Do this:
All lines in the data bearing the string "driving" should be identified and copied.
%%
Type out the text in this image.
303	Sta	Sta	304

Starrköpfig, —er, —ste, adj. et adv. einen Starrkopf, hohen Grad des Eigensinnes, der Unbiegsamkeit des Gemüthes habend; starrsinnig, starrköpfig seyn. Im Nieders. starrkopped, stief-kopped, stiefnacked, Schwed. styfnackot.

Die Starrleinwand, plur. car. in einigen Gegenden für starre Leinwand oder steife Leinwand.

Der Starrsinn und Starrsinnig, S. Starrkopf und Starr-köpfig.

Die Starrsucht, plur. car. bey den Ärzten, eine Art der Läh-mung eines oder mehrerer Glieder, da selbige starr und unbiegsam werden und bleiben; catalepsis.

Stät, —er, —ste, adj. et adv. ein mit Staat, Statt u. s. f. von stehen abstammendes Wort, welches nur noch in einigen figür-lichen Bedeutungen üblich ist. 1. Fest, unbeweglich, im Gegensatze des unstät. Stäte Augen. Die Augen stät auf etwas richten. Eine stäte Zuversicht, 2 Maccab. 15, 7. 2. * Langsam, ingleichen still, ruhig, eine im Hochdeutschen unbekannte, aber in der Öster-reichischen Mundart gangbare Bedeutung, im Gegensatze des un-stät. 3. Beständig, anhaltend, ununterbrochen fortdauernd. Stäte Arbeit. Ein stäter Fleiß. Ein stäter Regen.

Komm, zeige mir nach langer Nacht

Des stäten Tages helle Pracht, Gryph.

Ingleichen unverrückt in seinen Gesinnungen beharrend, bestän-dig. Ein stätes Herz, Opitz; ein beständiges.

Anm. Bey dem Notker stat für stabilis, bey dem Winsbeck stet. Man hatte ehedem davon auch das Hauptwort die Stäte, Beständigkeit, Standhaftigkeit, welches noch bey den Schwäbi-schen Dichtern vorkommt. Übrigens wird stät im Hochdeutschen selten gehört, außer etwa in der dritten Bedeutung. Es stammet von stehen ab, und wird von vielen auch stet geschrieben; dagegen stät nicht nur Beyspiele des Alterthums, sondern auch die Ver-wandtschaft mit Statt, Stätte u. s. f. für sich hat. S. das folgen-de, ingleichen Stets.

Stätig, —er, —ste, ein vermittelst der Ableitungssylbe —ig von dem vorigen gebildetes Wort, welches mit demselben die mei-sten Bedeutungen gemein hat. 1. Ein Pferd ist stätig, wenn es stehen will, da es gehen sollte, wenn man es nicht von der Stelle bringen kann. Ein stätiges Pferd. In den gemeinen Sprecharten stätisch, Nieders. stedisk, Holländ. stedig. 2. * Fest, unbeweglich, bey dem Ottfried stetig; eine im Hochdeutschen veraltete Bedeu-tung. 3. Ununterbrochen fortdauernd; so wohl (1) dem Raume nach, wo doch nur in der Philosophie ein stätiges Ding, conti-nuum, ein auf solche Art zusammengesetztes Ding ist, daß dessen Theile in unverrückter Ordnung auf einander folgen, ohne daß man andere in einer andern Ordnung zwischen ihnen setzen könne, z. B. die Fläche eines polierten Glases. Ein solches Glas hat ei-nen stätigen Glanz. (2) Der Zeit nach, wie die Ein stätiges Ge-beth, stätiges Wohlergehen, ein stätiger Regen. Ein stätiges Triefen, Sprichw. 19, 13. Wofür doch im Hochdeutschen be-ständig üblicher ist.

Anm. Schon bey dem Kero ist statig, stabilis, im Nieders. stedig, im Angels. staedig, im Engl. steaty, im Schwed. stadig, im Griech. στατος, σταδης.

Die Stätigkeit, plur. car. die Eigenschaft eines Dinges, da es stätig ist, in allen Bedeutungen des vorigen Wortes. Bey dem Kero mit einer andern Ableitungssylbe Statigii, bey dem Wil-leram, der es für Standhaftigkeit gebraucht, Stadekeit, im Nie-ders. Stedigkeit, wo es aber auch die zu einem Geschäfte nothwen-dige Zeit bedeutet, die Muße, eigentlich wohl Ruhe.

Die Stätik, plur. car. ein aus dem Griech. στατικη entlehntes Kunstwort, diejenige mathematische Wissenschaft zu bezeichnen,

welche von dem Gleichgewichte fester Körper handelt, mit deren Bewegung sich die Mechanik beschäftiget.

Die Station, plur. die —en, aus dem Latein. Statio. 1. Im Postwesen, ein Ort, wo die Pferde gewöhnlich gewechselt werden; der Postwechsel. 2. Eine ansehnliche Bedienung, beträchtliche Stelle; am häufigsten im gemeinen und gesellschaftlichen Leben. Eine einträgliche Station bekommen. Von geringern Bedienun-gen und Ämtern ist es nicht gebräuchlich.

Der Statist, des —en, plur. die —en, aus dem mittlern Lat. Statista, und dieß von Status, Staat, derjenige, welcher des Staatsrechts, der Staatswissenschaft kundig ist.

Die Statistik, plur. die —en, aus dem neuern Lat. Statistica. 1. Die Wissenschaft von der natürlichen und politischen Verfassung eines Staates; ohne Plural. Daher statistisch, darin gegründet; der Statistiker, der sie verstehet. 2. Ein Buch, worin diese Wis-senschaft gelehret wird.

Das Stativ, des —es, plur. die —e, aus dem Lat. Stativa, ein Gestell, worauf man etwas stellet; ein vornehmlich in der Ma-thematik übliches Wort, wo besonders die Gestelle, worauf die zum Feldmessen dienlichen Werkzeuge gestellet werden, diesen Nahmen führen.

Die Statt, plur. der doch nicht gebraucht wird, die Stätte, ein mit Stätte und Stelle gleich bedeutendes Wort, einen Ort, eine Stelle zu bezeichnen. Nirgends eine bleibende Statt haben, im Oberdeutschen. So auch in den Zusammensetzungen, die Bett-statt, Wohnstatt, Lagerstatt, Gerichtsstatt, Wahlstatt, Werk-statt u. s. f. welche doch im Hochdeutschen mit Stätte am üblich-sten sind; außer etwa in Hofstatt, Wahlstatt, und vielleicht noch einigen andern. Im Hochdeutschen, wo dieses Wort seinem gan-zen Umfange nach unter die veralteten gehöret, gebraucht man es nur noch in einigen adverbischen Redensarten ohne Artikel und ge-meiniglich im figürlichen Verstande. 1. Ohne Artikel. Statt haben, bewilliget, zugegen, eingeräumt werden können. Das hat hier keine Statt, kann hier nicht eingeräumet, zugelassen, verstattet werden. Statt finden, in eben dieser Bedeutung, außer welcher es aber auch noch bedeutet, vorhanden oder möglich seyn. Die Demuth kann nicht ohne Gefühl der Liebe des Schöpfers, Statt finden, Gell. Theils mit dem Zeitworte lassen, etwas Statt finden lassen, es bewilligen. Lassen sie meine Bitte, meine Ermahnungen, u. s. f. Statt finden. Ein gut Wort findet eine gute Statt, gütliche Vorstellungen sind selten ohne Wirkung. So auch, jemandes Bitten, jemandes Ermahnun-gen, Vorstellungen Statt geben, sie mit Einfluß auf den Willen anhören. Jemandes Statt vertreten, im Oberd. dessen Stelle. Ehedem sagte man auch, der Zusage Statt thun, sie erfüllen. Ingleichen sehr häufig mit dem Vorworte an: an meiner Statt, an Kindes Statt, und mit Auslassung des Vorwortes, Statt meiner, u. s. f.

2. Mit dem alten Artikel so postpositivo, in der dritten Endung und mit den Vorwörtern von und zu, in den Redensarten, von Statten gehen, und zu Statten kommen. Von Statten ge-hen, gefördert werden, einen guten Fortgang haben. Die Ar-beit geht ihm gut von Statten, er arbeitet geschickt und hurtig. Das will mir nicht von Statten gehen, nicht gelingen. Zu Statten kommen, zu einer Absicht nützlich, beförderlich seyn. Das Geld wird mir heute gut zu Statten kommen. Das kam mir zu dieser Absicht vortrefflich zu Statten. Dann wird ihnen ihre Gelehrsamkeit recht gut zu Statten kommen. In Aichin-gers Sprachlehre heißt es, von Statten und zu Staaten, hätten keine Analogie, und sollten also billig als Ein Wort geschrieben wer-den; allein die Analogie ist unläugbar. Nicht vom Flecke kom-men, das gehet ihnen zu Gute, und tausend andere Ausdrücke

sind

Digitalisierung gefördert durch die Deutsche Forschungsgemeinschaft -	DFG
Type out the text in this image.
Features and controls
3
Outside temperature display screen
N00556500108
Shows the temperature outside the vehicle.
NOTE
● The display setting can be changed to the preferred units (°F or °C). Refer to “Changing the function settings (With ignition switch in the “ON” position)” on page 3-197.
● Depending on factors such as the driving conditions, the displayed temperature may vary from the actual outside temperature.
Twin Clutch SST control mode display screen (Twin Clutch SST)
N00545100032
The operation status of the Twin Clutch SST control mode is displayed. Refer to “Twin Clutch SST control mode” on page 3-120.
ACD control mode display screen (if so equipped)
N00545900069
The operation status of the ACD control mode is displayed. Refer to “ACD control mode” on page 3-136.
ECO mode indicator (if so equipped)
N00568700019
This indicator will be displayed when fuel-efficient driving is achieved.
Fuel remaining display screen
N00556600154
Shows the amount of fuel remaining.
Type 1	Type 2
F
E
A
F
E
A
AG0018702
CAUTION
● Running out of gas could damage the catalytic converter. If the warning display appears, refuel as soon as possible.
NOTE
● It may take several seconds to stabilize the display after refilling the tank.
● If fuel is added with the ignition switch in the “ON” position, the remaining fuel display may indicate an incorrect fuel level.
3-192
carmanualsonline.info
%%
Task solution:
● Depending on factors such as the driving conditions, the displayed temperature may vary from the actual outside temperature.
This indicator will be displayed when fuel-efficient driving is achieved.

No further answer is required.